Your goal: Work through the material below and count the lines holding the word "выявить"; give that count and nothing more.

Supplied data:

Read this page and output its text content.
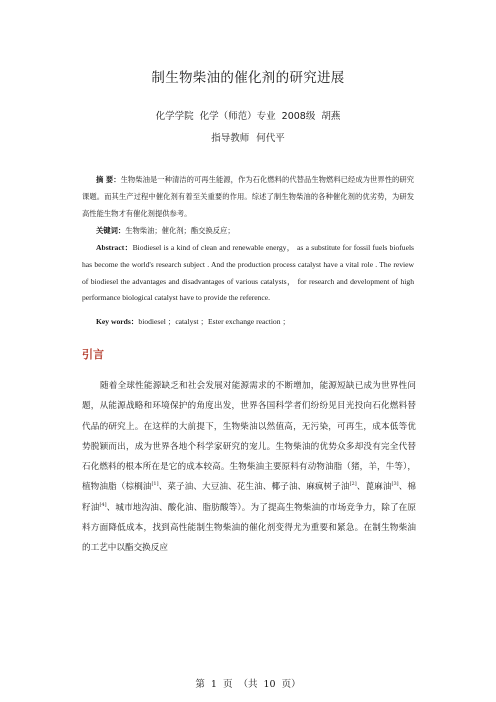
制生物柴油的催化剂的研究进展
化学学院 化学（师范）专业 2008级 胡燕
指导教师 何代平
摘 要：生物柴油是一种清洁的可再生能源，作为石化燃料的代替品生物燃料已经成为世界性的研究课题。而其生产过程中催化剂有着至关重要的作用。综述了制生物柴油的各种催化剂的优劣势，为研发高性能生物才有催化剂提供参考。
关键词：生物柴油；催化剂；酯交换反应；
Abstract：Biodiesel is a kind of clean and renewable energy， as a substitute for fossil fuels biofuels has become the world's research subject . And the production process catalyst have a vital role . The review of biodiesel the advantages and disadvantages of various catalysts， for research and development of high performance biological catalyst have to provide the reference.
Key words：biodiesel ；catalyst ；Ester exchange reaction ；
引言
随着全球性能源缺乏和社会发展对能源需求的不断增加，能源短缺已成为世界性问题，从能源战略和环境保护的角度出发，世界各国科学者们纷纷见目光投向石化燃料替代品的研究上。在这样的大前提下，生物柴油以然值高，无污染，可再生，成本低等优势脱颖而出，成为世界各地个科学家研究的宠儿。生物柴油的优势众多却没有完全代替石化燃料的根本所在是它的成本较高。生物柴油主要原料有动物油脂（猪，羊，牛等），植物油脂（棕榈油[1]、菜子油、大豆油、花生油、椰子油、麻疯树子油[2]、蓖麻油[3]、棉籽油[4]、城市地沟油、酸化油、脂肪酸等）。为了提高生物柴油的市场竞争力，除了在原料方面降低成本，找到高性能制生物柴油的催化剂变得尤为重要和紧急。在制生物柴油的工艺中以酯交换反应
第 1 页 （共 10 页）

--

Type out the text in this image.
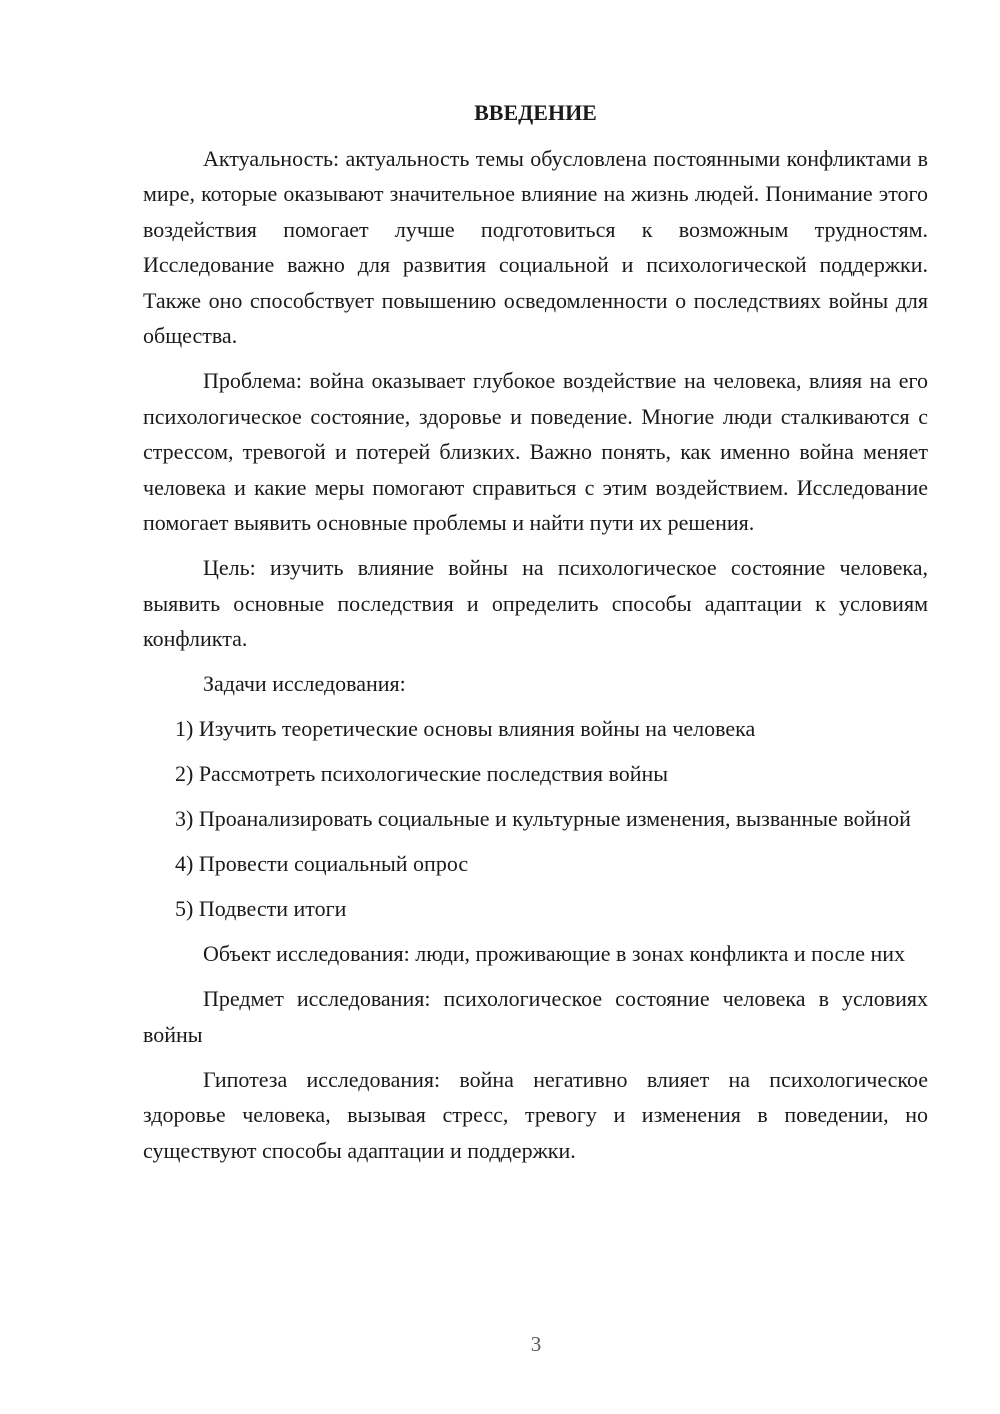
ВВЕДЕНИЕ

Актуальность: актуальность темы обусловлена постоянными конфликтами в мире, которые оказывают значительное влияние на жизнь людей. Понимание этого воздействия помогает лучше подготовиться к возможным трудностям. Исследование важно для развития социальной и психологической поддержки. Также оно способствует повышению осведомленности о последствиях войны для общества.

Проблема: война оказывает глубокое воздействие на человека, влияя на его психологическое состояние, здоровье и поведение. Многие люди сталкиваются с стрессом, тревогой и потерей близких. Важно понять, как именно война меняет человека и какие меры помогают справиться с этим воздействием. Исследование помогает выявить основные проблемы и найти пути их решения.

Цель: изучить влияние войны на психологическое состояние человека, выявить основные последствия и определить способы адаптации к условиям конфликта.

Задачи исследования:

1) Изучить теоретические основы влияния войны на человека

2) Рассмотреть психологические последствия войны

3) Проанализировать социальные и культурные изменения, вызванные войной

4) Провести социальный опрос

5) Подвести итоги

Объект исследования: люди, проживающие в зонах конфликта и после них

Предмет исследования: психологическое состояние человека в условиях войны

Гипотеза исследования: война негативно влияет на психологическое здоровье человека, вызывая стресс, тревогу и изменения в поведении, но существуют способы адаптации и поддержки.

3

Correct response: 2